RAW RECORDS
--------------------------------------------------

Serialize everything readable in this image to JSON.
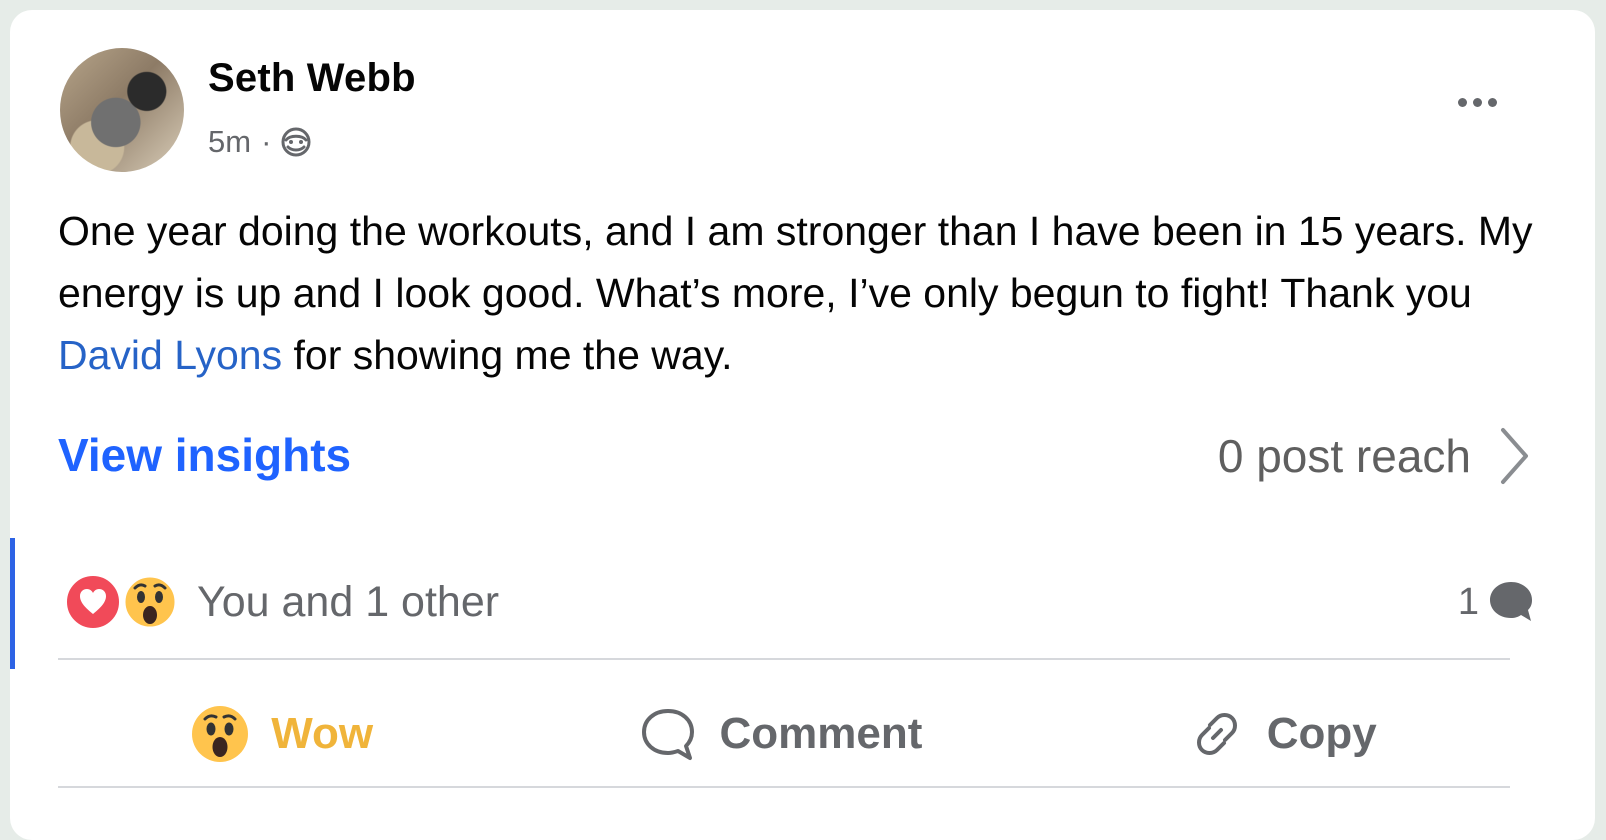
{
  "post": {
    "author": "Seth Webb",
    "time": "5m",
    "separator": "·",
    "audience_icon": "globe-icon",
    "more_icon": "more-options-icon",
    "text": {
      "before_mention": "One year doing the workouts, and I am stronger than I have been in 15 years. My energy is up and I look good. What’s more, I’ve only begun to fight! Thank you ",
      "mention": "David Lyons",
      "after_mention": " for showing me the way."
    }
  },
  "insights": {
    "view_label": "View insights",
    "reach_text": "0 post reach"
  },
  "reactions": {
    "icons": [
      "love-icon",
      "wow-icon"
    ],
    "summary": "You and 1 other",
    "comment_count": "1"
  },
  "actions": {
    "wow": "Wow",
    "comment": "Comment",
    "copy": "Copy"
  },
  "colors": {
    "link_blue": "#1f63ff",
    "mention_blue": "#2663c7",
    "wow_yellow": "#f0b43a",
    "love_red": "#f14a59",
    "secondary_gray": "#65676b"
  }
}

--------------------------------------------------

WORK INSTRUCTIONS
Omit the pictures, then output the rest of the listing exactly.

RESULT FOR THIS TASK
Serialize everything readable in this image to JSON.
{
  "post": {
    "author": "Seth Webb",
    "time": "5m",
    "separator": "·",
    "audience_icon": "globe-icon",
    "more_icon": "more-options-icon",
    "text": {
      "before_mention": "One year doing the workouts, and I am stronger than I have been in 15 years. My energy is up and I look good. What’s more, I’ve only begun to fight! Thank you ",
      "mention": "David Lyons",
      "after_mention": " for showing me the way."
    }
  },
  "insights": {
    "view_label": "View insights",
    "reach_text": "0 post reach"
  },
  "reactions": {
    "icons": [
      "love-icon",
      "wow-icon"
    ],
    "summary": "You and 1 other",
    "comment_count": "1"
  },
  "actions": {
    "wow": "Wow",
    "comment": "Comment",
    "copy": "Copy"
  },
  "colors": {
    "link_blue": "#1f63ff",
    "mention_blue": "#2663c7",
    "wow_yellow": "#f0b43a",
    "love_red": "#f14a59",
    "secondary_gray": "#65676b"
  }
}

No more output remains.